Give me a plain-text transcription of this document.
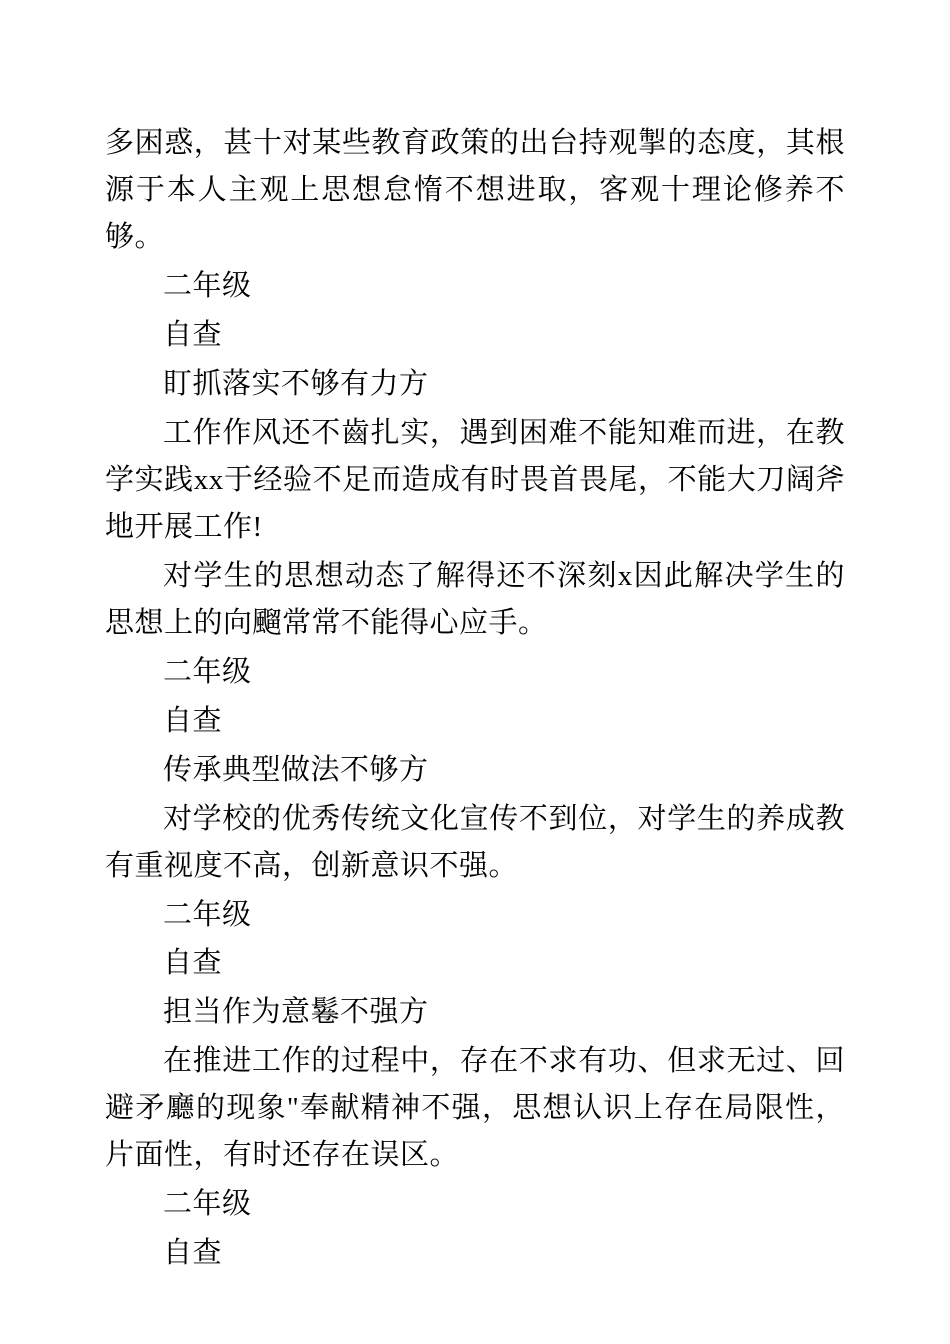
多困惑，甚十对某些教育政策的出台持观掣的态度，其根源于本人主观上思想怠惰不想进取，客观十理论修养不够。

二年级

自查

盯抓落实不够有力方

工作作风还不齒扎实，遇到困难不能知难而进，在教学实践xx于经验不足而造成有时畏首畏尾，不能大刀阔斧地开展工作!

对学生的思想动态了解得还不深刻x因此解决学生的思想上的向飀常常不能得心应手。

二年级

自查

传承典型做法不够方

对学校的优秀传统文化宣传不到位，对学生的养成教有重视度不高，创新意识不强。

二年级

自查

担当作为意鬈不强方

在推进工作的过程中，存在不求有功、但求无过、回避矛廳的现象"奉献精神不强，思想认识上存在局限性，片面性，有时还存在误区。

二年级

自查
################
Retype the whole listing exactly and leave the pictures out.

§ Reply
Give me a plain-text transcription of this document.
多困惑，甚十对某些教育政策的出台持观掣的态度，其根源于本人主观上思想怠惰不想进取，客观十理论修养不够。

二年级

自查

盯抓落实不够有力方

工作作风还不齒扎实，遇到困难不能知难而进，在教学实践xx于经验不足而造成有时畏首畏尾，不能大刀阔斧地开展工作!

对学生的思想动态了解得还不深刻x因此解决学生的思想上的向飀常常不能得心应手。

二年级

自查

传承典型做法不够方

对学校的优秀传统文化宣传不到位，对学生的养成教有重视度不高，创新意识不强。

二年级

自查

担当作为意鬈不强方

在推进工作的过程中，存在不求有功、但求无过、回避矛廳的现象"奉献精神不强，思想认识上存在局限性，片面性，有时还存在误区。

二年级

自查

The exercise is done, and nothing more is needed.